Given task | Retype each entry below, keeping every character the same.

"""

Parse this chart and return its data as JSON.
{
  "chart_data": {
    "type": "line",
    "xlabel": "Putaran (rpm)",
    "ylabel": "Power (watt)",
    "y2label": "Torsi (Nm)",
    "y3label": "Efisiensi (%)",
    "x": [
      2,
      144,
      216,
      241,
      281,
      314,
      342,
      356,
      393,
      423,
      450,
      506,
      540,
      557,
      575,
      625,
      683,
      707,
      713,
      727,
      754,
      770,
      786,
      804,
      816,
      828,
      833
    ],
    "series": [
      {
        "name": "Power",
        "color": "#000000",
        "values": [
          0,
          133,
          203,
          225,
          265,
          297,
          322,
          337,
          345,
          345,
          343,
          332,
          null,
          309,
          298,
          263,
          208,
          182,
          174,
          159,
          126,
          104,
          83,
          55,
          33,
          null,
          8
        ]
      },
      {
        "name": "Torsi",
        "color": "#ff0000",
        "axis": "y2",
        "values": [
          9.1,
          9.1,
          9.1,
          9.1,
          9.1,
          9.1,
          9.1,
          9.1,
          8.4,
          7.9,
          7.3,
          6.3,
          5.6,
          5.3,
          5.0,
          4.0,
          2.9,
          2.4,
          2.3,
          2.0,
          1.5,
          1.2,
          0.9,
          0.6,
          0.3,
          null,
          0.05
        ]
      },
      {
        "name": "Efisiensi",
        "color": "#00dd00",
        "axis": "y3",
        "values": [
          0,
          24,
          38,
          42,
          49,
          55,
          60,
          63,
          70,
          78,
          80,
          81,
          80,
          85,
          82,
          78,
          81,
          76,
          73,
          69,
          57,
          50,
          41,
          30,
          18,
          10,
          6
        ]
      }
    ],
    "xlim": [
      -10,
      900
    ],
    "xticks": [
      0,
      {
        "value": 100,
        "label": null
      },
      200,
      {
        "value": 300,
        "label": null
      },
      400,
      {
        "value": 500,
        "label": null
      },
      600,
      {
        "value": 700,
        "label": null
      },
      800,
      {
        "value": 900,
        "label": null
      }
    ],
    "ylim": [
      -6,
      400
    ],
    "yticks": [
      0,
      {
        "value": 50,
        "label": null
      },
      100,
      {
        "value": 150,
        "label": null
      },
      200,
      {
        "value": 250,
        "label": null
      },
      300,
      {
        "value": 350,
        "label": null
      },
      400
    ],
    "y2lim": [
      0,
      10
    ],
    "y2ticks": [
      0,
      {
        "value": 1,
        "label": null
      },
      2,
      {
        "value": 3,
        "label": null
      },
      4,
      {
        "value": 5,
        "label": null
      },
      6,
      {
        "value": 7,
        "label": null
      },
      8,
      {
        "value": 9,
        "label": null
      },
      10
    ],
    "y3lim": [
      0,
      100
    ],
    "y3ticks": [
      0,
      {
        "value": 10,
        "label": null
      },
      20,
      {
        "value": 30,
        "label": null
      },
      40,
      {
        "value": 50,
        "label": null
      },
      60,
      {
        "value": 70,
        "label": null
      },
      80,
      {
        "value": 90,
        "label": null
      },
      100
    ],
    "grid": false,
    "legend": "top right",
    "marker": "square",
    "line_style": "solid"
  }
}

"""

Answer for the task |
Parse this chart and return its data as JSON.
{
  "chart_data": {
    "type": "line",
    "xlabel": "Putaran (rpm)",
    "ylabel": "Power (watt)",
    "y2label": "Torsi (Nm)",
    "y3label": "Efisiensi (%)",
    "x": [
      2,
      144,
      216,
      241,
      281,
      314,
      342,
      356,
      393,
      423,
      450,
      506,
      540,
      557,
      575,
      625,
      683,
      707,
      713,
      727,
      754,
      770,
      786,
      804,
      816,
      828,
      833
    ],
    "series": [
      {
        "name": "Power",
        "color": "#000000",
        "values": [
          0,
          133,
          203,
          225,
          265,
          297,
          322,
          337,
          345,
          345,
          343,
          332,
          null,
          309,
          298,
          263,
          208,
          182,
          174,
          159,
          126,
          104,
          83,
          55,
          33,
          null,
          8
        ]
      },
      {
        "name": "Torsi",
        "color": "#ff0000",
        "axis": "y2",
        "values": [
          9.1,
          9.1,
          9.1,
          9.1,
          9.1,
          9.1,
          9.1,
          9.1,
          8.4,
          7.9,
          7.3,
          6.3,
          5.6,
          5.3,
          5.0,
          4.0,
          2.9,
          2.4,
          2.3,
          2.0,
          1.5,
          1.2,
          0.9,
          0.6,
          0.3,
          null,
          0.05
        ]
      },
      {
        "name": "Efisiensi",
        "color": "#00dd00",
        "axis": "y3",
        "values": [
          0,
          24,
          38,
          42,
          49,
          55,
          60,
          63,
          70,
          78,
          80,
          81,
          80,
          85,
          82,
          78,
          81,
          76,
          73,
          69,
          57,
          50,
          41,
          30,
          18,
          10,
          6
        ]
      }
    ],
    "xlim": [
      -10,
      900
    ],
    "xticks": [
      0,
      {
        "value": 100,
        "label": null
      },
      200,
      {
        "value": 300,
        "label": null
      },
      400,
      {
        "value": 500,
        "label": null
      },
      600,
      {
        "value": 700,
        "label": null
      },
      800,
      {
        "value": 900,
        "label": null
      }
    ],
    "ylim": [
      -6,
      400
    ],
    "yticks": [
      0,
      {
        "value": 50,
        "label": null
      },
      100,
      {
        "value": 150,
        "label": null
      },
      200,
      {
        "value": 250,
        "label": null
      },
      300,
      {
        "value": 350,
        "label": null
      },
      400
    ],
    "y2lim": [
      0,
      10
    ],
    "y2ticks": [
      0,
      {
        "value": 1,
        "label": null
      },
      2,
      {
        "value": 3,
        "label": null
      },
      4,
      {
        "value": 5,
        "label": null
      },
      6,
      {
        "value": 7,
        "label": null
      },
      8,
      {
        "value": 9,
        "label": null
      },
      10
    ],
    "y3lim": [
      0,
      100
    ],
    "y3ticks": [
      0,
      {
        "value": 10,
        "label": null
      },
      20,
      {
        "value": 30,
        "label": null
      },
      40,
      {
        "value": 50,
        "label": null
      },
      60,
      {
        "value": 70,
        "label": null
      },
      80,
      {
        "value": 90,
        "label": null
      },
      100
    ],
    "grid": false,
    "legend": "top right",
    "marker": "square",
    "line_style": "solid"
  }
}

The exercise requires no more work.